■ **SHORT PROBLEM**
Copy the Boost archive post again, starting at "I'm creating a" and ending at "alongside these archives?", and substitute "vocabulary model" for "bag of words model".

■ **TEXT PROVIDED**
— start —
2

I'm using the Shark machine learning library, and it outputs its classifiers to file by using the boost::archive::polymorphic_text_(io)archive classes.

I'm creating a bag of words model that I also need to write to file (using my own code) and I need to also output that to file.

I would ideally like to output this to the same file as the classifier. Is is possible to write things to the same file as when a polymorphic text archive is used? Is it enough to just pass the fstream at the point the archive begins?

Edit: Just to be slightly clearer: Does Boost support me putting other things in a file alongside these archives?

AdmiralJonB
  • 2,038
  • 3
  • 23
  • 27

1 Answers1

2

First Off: Streams Are Not Archives.

My first reaction would be "have you tried". But, I was intrigued and couldn't find anything about this in the documentation, so I did a few tests myself:

  • the answer seems to be "No", it's not supported
  • it seems to work for binary archives
  • it seems to break down because the xml/text archives leave trailing 0xa characters in the input buffer. These will not pose a problem if the "next" archive to be read is text as well, but obviously break binary archives.

Here's my tester:

Live On Coliru

#include <boost/archive/binary_iarchive.hpp>
#include <boost/archive/text_iarchive.hpp>
#include <boost/archive/xml_iarchive.hpp>
#include <boost/archive/binary_oarchive.hpp>
#include <boost/archive/text_oarchive.hpp>
#include <boost/archive/xml_oarchive.hpp>

int data = 42;

template <typename Ar>
void some_output(std::ostream& os)
— end —
Labeled box records
— start —
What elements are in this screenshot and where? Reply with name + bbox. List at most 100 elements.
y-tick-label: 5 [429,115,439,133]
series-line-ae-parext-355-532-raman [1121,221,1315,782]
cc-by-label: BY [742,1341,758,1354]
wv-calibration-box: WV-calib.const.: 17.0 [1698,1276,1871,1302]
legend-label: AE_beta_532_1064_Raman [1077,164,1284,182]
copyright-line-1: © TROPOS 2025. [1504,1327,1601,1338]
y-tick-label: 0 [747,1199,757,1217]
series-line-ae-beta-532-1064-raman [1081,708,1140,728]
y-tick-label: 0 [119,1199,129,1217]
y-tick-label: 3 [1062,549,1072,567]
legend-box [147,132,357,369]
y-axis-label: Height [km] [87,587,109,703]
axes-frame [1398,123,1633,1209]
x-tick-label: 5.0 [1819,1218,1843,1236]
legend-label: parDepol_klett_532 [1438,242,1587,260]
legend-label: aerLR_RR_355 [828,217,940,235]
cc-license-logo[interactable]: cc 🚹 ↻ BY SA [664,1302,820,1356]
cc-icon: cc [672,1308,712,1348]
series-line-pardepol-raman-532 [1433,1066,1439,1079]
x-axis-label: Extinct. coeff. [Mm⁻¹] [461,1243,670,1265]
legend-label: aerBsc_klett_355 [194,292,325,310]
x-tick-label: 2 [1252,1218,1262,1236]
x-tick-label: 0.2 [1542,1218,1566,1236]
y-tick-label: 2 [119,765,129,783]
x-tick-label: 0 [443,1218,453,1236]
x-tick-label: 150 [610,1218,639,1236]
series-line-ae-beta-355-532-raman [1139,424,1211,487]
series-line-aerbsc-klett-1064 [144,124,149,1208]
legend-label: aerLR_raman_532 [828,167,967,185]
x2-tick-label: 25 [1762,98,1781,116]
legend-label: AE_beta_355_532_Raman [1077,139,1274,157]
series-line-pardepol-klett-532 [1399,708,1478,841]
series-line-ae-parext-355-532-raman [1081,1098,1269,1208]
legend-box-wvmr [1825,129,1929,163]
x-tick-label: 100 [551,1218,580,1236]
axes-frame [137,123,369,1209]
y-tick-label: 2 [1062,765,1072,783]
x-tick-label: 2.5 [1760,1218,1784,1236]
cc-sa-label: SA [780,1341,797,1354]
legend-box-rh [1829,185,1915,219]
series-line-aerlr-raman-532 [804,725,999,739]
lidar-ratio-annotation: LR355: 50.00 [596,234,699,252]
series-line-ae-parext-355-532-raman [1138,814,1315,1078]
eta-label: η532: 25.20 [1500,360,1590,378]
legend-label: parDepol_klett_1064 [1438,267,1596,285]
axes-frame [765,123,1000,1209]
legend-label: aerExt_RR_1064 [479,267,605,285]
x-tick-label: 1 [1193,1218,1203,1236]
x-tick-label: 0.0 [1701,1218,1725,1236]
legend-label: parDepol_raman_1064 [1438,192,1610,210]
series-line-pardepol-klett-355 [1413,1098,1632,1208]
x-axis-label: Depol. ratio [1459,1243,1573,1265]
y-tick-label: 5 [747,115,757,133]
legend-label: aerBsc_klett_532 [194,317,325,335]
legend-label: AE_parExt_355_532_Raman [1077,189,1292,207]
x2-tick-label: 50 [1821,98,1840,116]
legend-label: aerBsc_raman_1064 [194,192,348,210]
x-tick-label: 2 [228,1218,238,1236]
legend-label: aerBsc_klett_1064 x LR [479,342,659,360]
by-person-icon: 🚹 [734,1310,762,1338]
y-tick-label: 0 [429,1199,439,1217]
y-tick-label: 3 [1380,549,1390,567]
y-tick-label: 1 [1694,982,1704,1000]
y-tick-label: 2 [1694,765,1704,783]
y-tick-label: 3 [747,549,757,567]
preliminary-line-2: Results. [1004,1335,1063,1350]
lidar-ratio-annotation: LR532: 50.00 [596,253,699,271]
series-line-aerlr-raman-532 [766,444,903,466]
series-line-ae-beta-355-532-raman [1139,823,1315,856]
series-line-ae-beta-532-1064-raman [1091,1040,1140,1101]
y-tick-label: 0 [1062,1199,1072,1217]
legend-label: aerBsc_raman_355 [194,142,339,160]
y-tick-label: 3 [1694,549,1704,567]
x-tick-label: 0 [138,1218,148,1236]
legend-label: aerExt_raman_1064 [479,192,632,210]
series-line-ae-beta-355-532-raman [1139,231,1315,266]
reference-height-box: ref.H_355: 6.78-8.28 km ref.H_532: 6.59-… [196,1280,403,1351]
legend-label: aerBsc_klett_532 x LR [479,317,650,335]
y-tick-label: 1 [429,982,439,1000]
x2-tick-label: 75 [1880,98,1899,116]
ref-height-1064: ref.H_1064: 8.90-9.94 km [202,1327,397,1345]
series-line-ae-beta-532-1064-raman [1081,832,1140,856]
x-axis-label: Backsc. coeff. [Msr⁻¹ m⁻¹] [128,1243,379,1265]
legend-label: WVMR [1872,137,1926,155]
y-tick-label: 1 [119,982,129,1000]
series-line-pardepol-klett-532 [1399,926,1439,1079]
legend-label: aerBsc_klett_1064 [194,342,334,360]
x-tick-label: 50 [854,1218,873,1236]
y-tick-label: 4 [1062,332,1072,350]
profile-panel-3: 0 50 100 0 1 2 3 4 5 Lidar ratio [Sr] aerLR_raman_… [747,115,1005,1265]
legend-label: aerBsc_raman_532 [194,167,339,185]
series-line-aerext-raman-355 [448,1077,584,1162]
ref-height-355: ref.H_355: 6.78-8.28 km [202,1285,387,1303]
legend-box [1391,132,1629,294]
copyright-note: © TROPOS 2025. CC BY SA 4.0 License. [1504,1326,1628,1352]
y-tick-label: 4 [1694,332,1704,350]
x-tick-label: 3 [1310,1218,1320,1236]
— end —
■ **ANSWER IN FULL**
I'm creating a vocabulary model that I also need to write to file (using my own code) and I need to also output that to file.

I would ideally like to output this to the same file as the classifier. Is is possible to write things to the same file as when a polymorphic text archive is used? Is it enough to just pass the fstream at the point the archive begins?

Edit: Just to be slightly clearer: Does Boost support me putting other things in a file alongside these archives?